**Problem details**:
Write out all entries word for word.

>> begin Records for the exercise

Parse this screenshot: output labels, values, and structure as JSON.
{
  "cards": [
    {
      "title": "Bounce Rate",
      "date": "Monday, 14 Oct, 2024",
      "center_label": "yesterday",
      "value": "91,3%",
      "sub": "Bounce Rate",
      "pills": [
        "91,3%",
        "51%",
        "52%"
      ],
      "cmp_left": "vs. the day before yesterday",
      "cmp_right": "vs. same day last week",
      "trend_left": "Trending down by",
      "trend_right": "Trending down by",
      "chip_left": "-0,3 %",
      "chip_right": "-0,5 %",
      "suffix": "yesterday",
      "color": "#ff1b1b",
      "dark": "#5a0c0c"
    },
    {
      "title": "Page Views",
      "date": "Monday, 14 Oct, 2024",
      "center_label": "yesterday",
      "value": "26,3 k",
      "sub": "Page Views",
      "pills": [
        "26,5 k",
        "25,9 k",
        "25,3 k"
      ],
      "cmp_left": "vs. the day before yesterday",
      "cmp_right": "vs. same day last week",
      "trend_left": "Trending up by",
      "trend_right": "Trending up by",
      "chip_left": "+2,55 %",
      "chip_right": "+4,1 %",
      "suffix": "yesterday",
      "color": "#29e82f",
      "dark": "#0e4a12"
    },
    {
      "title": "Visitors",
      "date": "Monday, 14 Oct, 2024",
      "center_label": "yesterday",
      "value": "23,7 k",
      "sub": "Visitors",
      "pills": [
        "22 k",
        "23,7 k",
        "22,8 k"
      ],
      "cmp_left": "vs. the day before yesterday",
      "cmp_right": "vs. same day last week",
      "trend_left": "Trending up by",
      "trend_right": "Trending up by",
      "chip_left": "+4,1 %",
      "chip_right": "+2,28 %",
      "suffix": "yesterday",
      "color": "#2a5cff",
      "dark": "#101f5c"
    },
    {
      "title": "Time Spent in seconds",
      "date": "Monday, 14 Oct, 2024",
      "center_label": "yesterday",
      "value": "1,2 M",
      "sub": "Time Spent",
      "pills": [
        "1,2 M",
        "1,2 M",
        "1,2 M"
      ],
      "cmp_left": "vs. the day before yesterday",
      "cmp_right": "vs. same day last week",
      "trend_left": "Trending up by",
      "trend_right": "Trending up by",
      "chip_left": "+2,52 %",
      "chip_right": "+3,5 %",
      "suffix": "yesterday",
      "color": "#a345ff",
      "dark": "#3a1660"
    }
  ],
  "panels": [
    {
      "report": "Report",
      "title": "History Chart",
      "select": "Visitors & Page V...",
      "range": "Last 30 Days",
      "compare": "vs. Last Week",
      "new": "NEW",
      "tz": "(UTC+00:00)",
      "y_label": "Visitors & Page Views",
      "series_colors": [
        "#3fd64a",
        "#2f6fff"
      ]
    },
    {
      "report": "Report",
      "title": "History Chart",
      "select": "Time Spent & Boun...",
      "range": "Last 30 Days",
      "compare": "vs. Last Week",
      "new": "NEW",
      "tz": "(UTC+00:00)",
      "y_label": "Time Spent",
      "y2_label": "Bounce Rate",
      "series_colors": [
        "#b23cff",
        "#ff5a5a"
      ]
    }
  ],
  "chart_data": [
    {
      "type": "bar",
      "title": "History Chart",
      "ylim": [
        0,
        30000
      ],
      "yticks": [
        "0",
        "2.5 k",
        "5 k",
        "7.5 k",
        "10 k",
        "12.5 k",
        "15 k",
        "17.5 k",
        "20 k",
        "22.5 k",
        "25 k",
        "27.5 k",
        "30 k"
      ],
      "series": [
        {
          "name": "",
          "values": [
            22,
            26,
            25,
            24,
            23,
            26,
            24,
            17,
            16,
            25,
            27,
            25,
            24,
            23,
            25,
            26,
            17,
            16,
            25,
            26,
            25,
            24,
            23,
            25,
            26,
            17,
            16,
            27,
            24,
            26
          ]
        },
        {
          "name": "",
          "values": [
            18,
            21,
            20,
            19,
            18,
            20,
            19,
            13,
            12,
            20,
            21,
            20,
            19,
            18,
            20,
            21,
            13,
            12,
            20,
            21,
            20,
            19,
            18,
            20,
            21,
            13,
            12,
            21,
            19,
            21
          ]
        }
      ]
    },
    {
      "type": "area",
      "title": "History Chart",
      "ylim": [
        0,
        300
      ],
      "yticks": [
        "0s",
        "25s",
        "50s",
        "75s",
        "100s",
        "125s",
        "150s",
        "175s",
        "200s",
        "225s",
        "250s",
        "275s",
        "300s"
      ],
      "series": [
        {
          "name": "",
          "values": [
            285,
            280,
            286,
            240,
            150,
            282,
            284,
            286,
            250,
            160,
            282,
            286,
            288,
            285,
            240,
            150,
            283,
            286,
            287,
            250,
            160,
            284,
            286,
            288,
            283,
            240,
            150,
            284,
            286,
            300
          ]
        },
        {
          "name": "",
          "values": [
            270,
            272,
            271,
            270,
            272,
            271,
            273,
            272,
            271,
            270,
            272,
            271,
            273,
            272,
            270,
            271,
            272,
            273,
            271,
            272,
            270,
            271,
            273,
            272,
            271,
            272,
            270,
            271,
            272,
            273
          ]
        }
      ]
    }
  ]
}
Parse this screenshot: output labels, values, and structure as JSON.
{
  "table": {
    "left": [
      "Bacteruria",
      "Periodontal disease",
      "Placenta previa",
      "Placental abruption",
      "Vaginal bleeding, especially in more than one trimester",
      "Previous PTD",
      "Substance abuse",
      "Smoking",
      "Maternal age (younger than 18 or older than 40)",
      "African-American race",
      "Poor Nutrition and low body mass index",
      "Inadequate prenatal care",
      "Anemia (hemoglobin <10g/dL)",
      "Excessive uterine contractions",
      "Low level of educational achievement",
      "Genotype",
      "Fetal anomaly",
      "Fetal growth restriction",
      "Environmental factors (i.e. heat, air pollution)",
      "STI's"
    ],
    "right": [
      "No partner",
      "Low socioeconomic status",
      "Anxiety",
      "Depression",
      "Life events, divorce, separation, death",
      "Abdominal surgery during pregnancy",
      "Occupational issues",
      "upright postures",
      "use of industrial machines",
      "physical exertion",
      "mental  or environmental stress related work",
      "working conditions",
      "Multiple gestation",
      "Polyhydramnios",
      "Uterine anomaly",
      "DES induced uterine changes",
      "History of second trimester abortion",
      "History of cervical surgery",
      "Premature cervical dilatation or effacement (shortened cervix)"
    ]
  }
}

>> end Records for the exercise

**Solution to this problem**:
Parse this screenshot: output labels, values, and structure as JSON.
{
  "cards": [
    {
      "title": "Bounce Rate",
      "date": "Monday, 14 Oct, 2024",
      "center_label": "yesterday",
      "value": "91,3%",
      "sub": "Bounce Rate",
      "pills": [
        "91,3%",
        "51%",
        "52%"
      ],
      "cmp_left": "vs. the day before yesterday",
      "cmp_right": "vs. same day last week",
      "trend_left": "Trending down by",
      "trend_right": "Trending down by",
      "chip_left": "-0,3 %",
      "chip_right": "-0,5 %",
      "suffix": "yesterday",
      "color": "#ff1b1b",
      "dark": "#5a0c0c"
    },
    {
      "title": "Page Views",
      "date": "Monday, 14 Oct, 2024",
      "center_label": "yesterday",
      "value": "26,3 k",
      "sub": "Page Views",
      "pills": [
        "26,5 k",
        "25,9 k",
        "25,3 k"
      ],
      "cmp_left": "vs. the day before yesterday",
      "cmp_right": "vs. same day last week",
      "trend_left": "Trending up by",
      "trend_right": "Trending up by",
      "chip_left": "+2,55 %",
      "chip_right": "+4,1 %",
      "suffix": "yesterday",
      "color": "#29e82f",
      "dark": "#0e4a12"
    },
    {
      "title": "Visitors",
      "date": "Monday, 14 Oct, 2024",
      "center_label": "yesterday",
      "value": "23,7 k",
      "sub": "Visitors",
      "pills": [
        "22 k",
        "23,7 k",
        "22,8 k"
      ],
      "cmp_left": "vs. the day before yesterday",
      "cmp_right": "vs. same day last week",
      "trend_left": "Trending up by",
      "trend_right": "Trending up by",
      "chip_left": "+4,1 %",
      "chip_right": "+2,28 %",
      "suffix": "yesterday",
      "color": "#2a5cff",
      "dark": "#101f5c"
    },
    {
      "title": "Time Spent in seconds",
      "date": "Monday, 14 Oct, 2024",
      "center_label": "yesterday",
      "value": "1,2 M",
      "sub": "Time Spent",
      "pills": [
        "1,2 M",
        "1,2 M",
        "1,2 M"
      ],
      "cmp_left": "vs. the day before yesterday",
      "cmp_right": "vs. same day last week",
      "trend_left": "Trending up by",
      "trend_right": "Trending up by",
      "chip_left": "+2,52 %",
      "chip_right": "+3,5 %",
      "suffix": "yesterday",
      "color": "#a345ff",
      "dark": "#3a1660"
    }
  ],
  "panels": [
    {
      "report": "Report",
      "title": "History Chart",
      "select": "Visitors & Page V...",
      "range": "Last 30 Days",
      "compare": "vs. Last Week",
      "new": "NEW",
      "tz": "(UTC+00:00)",
      "y_label": "Visitors & Page Views",
      "series_colors": [
        "#3fd64a",
        "#2f6fff"
      ]
    },
    {
      "report": "Report",
      "title": "History Chart",
      "select": "Time Spent & Boun...",
      "range": "Last 30 Days",
      "compare": "vs. Last Week",
      "new": "NEW",
      "tz": "(UTC+00:00)",
      "y_label": "Time Spent",
      "y2_label": "Bounce Rate",
      "series_colors": [
        "#b23cff",
        "#ff5a5a"
      ]
    }
  ],
  "chart_data": [
    {
      "type": "bar",
      "title": "History Chart",
      "ylim": [
        0,
        30000
      ],
      "yticks": [
        "0",
        "2.5 k",
        "5 k",
        "7.5 k",
        "10 k",
        "12.5 k",
        "15 k",
        "17.5 k",
        "20 k",
        "22.5 k",
        "25 k",
        "27.5 k",
        "30 k"
      ],
      "series": [
        {
          "name": "",
          "values": [
            22,
            26,
            25,
            24,
            23,
            26,
            24,
            17,
            16,
            25,
            27,
            25,
            24,
            23,
            25,
            26,
            17,
            16,
            25,
            26,
            25,
            24,
            23,
            25,
            26,
            17,
            16,
            27,
            24,
            26
          ]
        },
        {
          "name": "",
          "values": [
            18,
            21,
            20,
            19,
            18,
            20,
            19,
            13,
            12,
            20,
            21,
            20,
            19,
            18,
            20,
            21,
            13,
            12,
            20,
            21,
            20,
            19,
            18,
            20,
            21,
            13,
            12,
            21,
            19,
            21
          ]
        }
      ]
    },
    {
      "type": "area",
      "title": "History Chart",
      "ylim": [
        0,
        300
      ],
      "yticks": [
        "0s",
        "25s",
        "50s",
        "75s",
        "100s",
        "125s",
        "150s",
        "175s",
        "200s",
        "225s",
        "250s",
        "275s",
        "300s"
      ],
      "series": [
        {
          "name": "",
          "values": [
            285,
            280,
            286,
            240,
            150,
            282,
            284,
            286,
            250,
            160,
            282,
            286,
            288,
            285,
            240,
            150,
            283,
            286,
            287,
            250,
            160,
            284,
            286,
            288,
            283,
            240,
            150,
            284,
            286,
            300
          ]
        },
        {
          "name": "",
          "values": [
            270,
            272,
            271,
            270,
            272,
            271,
            273,
            272,
            271,
            270,
            272,
            271,
            273,
            272,
            270,
            271,
            272,
            273,
            271,
            272,
            270,
            271,
            273,
            272,
            271,
            272,
            270,
            271,
            272,
            273
          ]
        }
      ]
    }
  ]
}
Parse this screenshot: output labels, values, and structure as JSON.
{
  "table": {
    "left": [
      "Bacteruria",
      "Periodontal disease",
      "Placenta previa",
      "Placental abruption",
      "Vaginal bleeding, especially in more than one trimester",
      "Previous PTD",
      "Substance abuse",
      "Smoking",
      "Maternal age (younger than 18 or older than 40)",
      "African-American race",
      "Poor Nutrition and low body mass index",
      "Inadequate prenatal care",
      "Anemia (hemoglobin <10g/dL)",
      "Excessive uterine contractions",
      "Low level of educational achievement",
      "Genotype",
      "Fetal anomaly",
      "Fetal growth restriction",
      "Environmental factors (i.e. heat, air pollution)",
      "STI's"
    ],
    "right": [
      "No partner",
      "Low socioeconomic status",
      "Anxiety",
      "Depression",
      "Life events, divorce, separation, death",
      "Abdominal surgery during pregnancy",
      "Occupational issues",
      "upright postures",
      "use of industrial machines",
      "physical exertion",
      "mental  or environmental stress related work",
      "working conditions",
      "Multiple gestation",
      "Polyhydramnios",
      "Uterine anomaly",
      "DES induced uterine changes",
      "History of second trimester abortion",
      "History of cervical surgery",
      "Premature cervical dilatation or effacement (shortened cervix)"
    ]
  }
}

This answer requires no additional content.